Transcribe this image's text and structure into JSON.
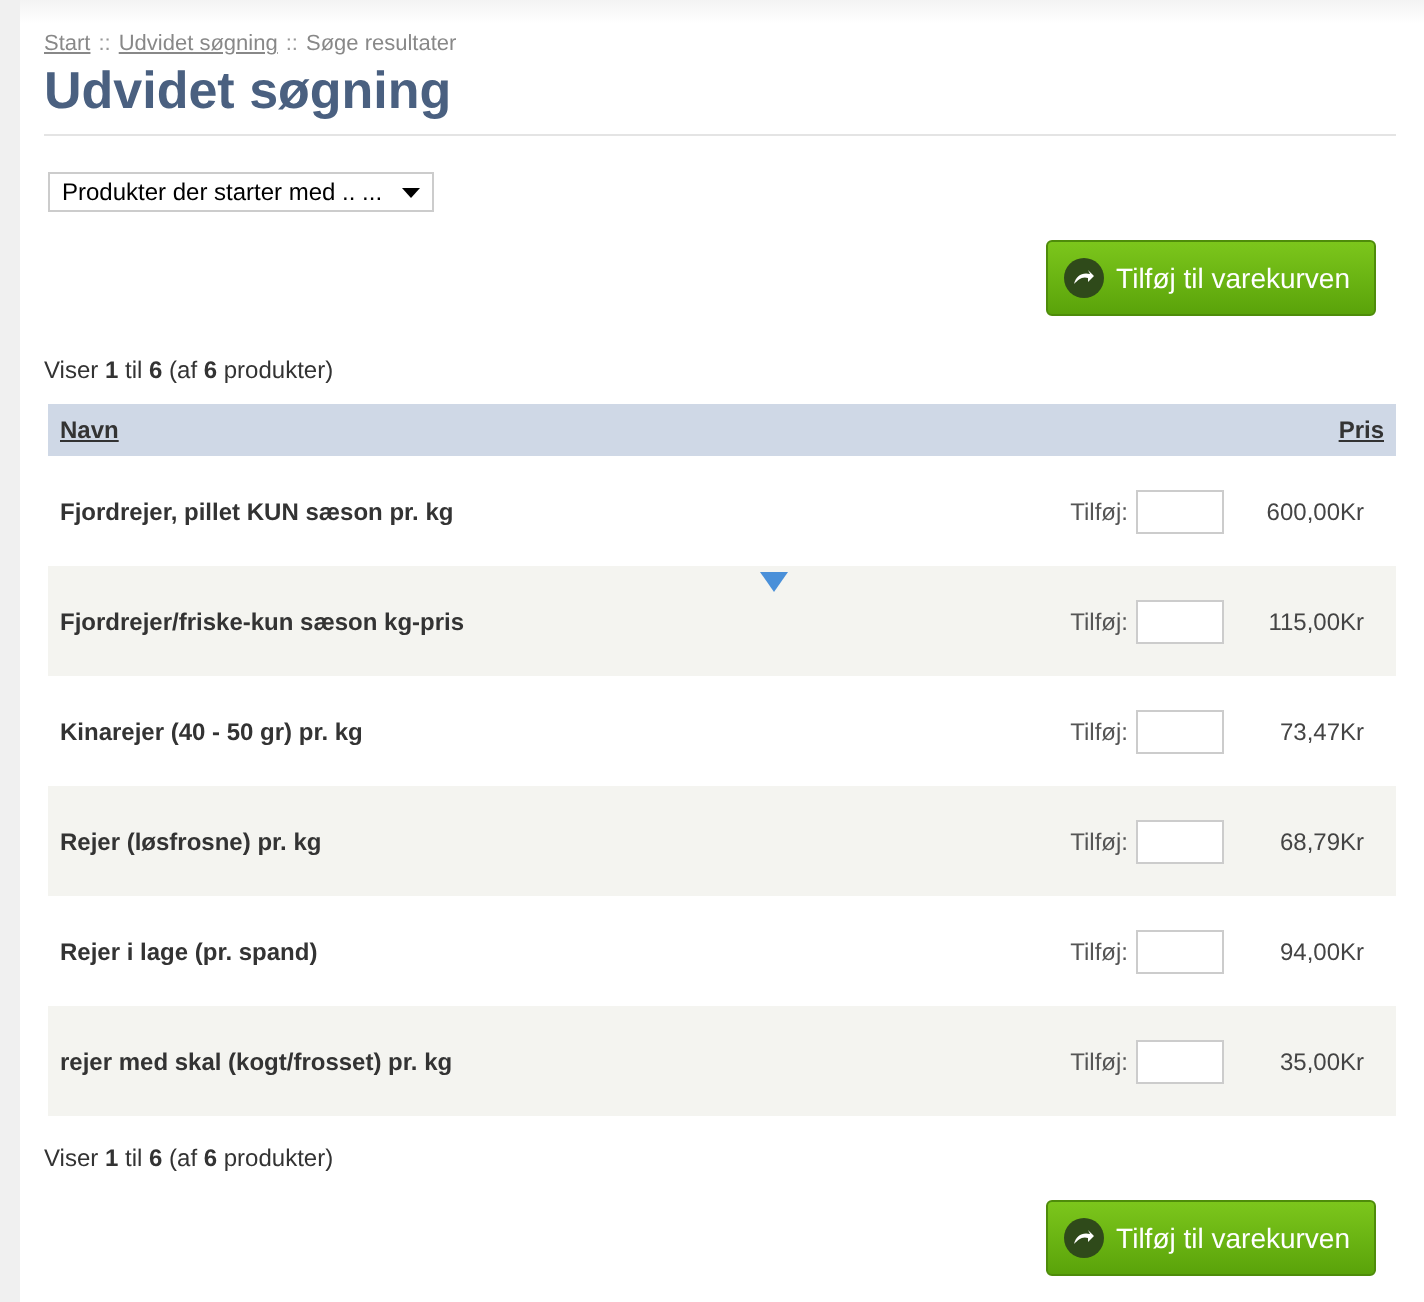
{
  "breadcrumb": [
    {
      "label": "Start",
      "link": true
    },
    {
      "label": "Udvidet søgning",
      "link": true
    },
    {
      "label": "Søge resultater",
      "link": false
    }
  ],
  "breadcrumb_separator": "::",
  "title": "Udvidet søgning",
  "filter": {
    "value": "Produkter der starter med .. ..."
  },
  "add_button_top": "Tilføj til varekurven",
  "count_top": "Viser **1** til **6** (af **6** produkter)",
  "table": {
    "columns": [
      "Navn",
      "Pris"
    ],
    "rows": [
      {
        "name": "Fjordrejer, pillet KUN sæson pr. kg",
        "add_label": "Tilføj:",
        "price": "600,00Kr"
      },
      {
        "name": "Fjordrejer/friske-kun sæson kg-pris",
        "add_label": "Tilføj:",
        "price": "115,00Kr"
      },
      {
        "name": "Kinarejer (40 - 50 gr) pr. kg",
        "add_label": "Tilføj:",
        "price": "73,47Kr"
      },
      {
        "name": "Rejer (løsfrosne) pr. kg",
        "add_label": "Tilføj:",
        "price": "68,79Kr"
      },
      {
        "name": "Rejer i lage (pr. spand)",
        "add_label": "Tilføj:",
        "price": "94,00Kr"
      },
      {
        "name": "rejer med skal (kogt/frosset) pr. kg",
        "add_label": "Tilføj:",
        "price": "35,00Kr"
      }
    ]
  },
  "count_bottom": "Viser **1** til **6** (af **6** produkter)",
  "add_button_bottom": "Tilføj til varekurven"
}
________________
» **WHAT NEEDS TO BE DONE**
Determine how many lines of the data contain "name" and give nothing but that number.

» **PROBLEM SOLUTION**
6